Input material:
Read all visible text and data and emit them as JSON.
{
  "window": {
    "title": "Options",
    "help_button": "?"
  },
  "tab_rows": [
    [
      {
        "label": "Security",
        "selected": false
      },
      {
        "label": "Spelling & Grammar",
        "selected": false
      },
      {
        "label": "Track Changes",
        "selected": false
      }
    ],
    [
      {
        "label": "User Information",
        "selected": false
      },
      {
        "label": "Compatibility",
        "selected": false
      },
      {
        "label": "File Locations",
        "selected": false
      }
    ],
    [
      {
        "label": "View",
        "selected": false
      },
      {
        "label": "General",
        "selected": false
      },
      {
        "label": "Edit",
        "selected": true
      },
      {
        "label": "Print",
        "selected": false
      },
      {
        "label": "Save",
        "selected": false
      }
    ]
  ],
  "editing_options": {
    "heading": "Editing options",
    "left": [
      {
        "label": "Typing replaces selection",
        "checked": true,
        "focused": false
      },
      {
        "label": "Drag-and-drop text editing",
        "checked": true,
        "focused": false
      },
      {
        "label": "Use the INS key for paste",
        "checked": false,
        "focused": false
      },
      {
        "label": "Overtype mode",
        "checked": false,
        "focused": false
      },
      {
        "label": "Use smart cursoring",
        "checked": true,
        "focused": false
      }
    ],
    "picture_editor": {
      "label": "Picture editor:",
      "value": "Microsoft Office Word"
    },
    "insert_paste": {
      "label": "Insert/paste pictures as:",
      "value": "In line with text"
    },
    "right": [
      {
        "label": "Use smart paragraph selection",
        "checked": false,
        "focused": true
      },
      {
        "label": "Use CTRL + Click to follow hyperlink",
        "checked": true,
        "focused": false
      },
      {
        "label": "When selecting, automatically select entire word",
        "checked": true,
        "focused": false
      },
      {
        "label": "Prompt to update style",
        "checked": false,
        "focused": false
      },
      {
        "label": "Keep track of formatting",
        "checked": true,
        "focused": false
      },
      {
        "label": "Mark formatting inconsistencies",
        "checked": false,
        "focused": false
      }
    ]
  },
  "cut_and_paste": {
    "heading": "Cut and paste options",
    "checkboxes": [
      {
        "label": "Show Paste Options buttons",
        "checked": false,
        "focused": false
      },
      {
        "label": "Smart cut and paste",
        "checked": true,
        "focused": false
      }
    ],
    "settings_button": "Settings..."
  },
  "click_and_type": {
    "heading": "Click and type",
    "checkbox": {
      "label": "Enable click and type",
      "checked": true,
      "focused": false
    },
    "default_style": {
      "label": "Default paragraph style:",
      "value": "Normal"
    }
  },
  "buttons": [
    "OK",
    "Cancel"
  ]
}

Task directions: Above are some records; extract every one of them exactly.

Final result:
Read all visible text and data and emit them as JSON.
{
  "window": {
    "title": "Options",
    "help_button": "?"
  },
  "tab_rows": [
    [
      {
        "label": "Security",
        "selected": false
      },
      {
        "label": "Spelling & Grammar",
        "selected": false
      },
      {
        "label": "Track Changes",
        "selected": false
      }
    ],
    [
      {
        "label": "User Information",
        "selected": false
      },
      {
        "label": "Compatibility",
        "selected": false
      },
      {
        "label": "File Locations",
        "selected": false
      }
    ],
    [
      {
        "label": "View",
        "selected": false
      },
      {
        "label": "General",
        "selected": false
      },
      {
        "label": "Edit",
        "selected": true
      },
      {
        "label": "Print",
        "selected": false
      },
      {
        "label": "Save",
        "selected": false
      }
    ]
  ],
  "editing_options": {
    "heading": "Editing options",
    "left": [
      {
        "label": "Typing replaces selection",
        "checked": true,
        "focused": false
      },
      {
        "label": "Drag-and-drop text editing",
        "checked": true,
        "focused": false
      },
      {
        "label": "Use the INS key for paste",
        "checked": false,
        "focused": false
      },
      {
        "label": "Overtype mode",
        "checked": false,
        "focused": false
      },
      {
        "label": "Use smart cursoring",
        "checked": true,
        "focused": false
      }
    ],
    "picture_editor": {
      "label": "Picture editor:",
      "value": "Microsoft Office Word"
    },
    "insert_paste": {
      "label": "Insert/paste pictures as:",
      "value": "In line with text"
    },
    "right": [
      {
        "label": "Use smart paragraph selection",
        "checked": false,
        "focused": true
      },
      {
        "label": "Use CTRL + Click to follow hyperlink",
        "checked": true,
        "focused": false
      },
      {
        "label": "When selecting, automatically select entire word",
        "checked": true,
        "focused": false
      },
      {
        "label": "Prompt to update style",
        "checked": false,
        "focused": false
      },
      {
        "label": "Keep track of formatting",
        "checked": true,
        "focused": false
      },
      {
        "label": "Mark formatting inconsistencies",
        "checked": false,
        "focused": false
      }
    ]
  },
  "cut_and_paste": {
    "heading": "Cut and paste options",
    "checkboxes": [
      {
        "label": "Show Paste Options buttons",
        "checked": false,
        "focused": false
      },
      {
        "label": "Smart cut and paste",
        "checked": true,
        "focused": false
      }
    ],
    "settings_button": "Settings..."
  },
  "click_and_type": {
    "heading": "Click and type",
    "checkbox": {
      "label": "Enable click and type",
      "checked": true,
      "focused": false
    },
    "default_style": {
      "label": "Default paragraph style:",
      "value": "Normal"
    }
  },
  "buttons": [
    "OK",
    "Cancel"
  ]
}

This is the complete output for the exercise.